__Exercise objective__:
Write out the full listing exactly as given, minus the images.

__Given entries__:

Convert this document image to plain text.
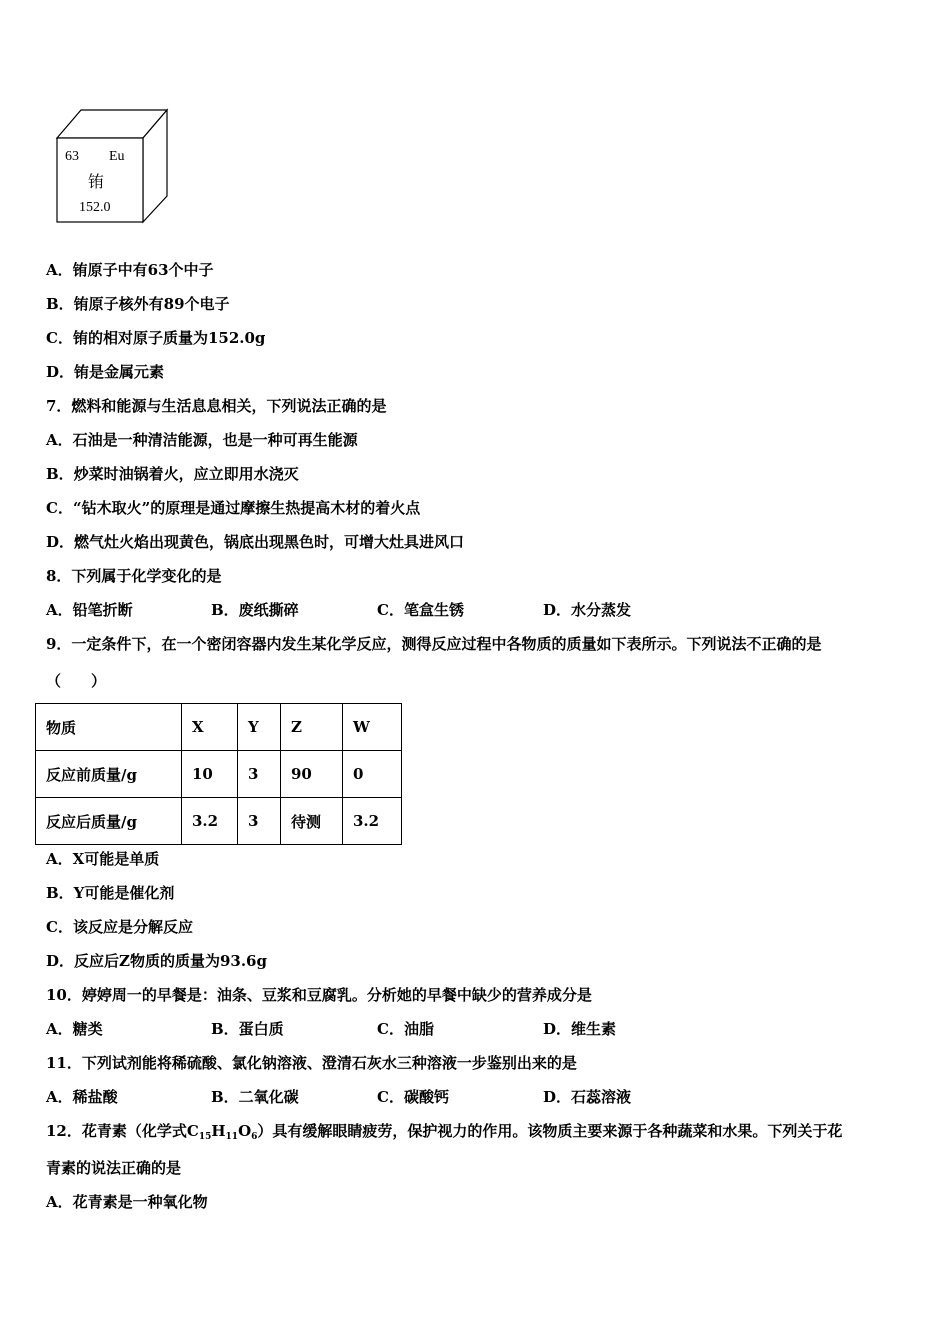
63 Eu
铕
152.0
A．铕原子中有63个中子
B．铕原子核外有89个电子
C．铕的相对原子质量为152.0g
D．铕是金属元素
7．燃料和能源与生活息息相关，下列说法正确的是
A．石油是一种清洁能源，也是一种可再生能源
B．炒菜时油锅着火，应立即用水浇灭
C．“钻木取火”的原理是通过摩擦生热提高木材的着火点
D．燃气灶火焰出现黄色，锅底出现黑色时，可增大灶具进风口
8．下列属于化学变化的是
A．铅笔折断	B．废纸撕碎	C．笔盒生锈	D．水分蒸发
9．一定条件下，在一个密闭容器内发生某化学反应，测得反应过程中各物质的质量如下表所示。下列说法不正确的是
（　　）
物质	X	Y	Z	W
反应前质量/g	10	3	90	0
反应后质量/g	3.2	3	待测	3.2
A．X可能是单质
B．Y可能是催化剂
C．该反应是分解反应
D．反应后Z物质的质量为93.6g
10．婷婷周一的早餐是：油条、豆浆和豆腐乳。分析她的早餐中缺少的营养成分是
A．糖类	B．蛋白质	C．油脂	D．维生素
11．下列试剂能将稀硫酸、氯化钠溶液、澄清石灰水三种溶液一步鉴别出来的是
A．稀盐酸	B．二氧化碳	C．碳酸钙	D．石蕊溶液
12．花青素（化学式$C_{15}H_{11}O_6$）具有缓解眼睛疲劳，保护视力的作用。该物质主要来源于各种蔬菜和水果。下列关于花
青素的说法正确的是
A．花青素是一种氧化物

__Result of the exercise__:
Convert this document image to plain text.
63 Eu
铕
152.0
A．铕原子中有63个中子
B．铕原子核外有89个电子
C．铕的相对原子质量为152.0g
D．铕是金属元素
7．燃料和能源与生活息息相关，下列说法正确的是
A．石油是一种清洁能源，也是一种可再生能源
B．炒菜时油锅着火，应立即用水浇灭
C．“钻木取火”的原理是通过摩擦生热提高木材的着火点
D．燃气灶火焰出现黄色，锅底出现黑色时，可增大灶具进风口
8．下列属于化学变化的是
A．铅笔折断	B．废纸撕碎	C．笔盒生锈	D．水分蒸发
9．一定条件下，在一个密闭容器内发生某化学反应，测得反应过程中各物质的质量如下表所示。下列说法不正确的是
（　　）
物质	X	Y	Z	W
反应前质量/g	10	3	90	0
反应后质量/g	3.2	3	待测	3.2
A．X可能是单质
B．Y可能是催化剂
C．该反应是分解反应
D．反应后Z物质的质量为93.6g
10．婷婷周一的早餐是：油条、豆浆和豆腐乳。分析她的早餐中缺少的营养成分是
A．糖类	B．蛋白质	C．油脂	D．维生素
11．下列试剂能将稀硫酸、氯化钠溶液、澄清石灰水三种溶液一步鉴别出来的是
A．稀盐酸	B．二氧化碳	C．碳酸钙	D．石蕊溶液
12．花青素（化学式$C_{15}H_{11}O_6$）具有缓解眼睛疲劳，保护视力的作用。该物质主要来源于各种蔬菜和水果。下列关于花
青素的说法正确的是
A．花青素是一种氧化物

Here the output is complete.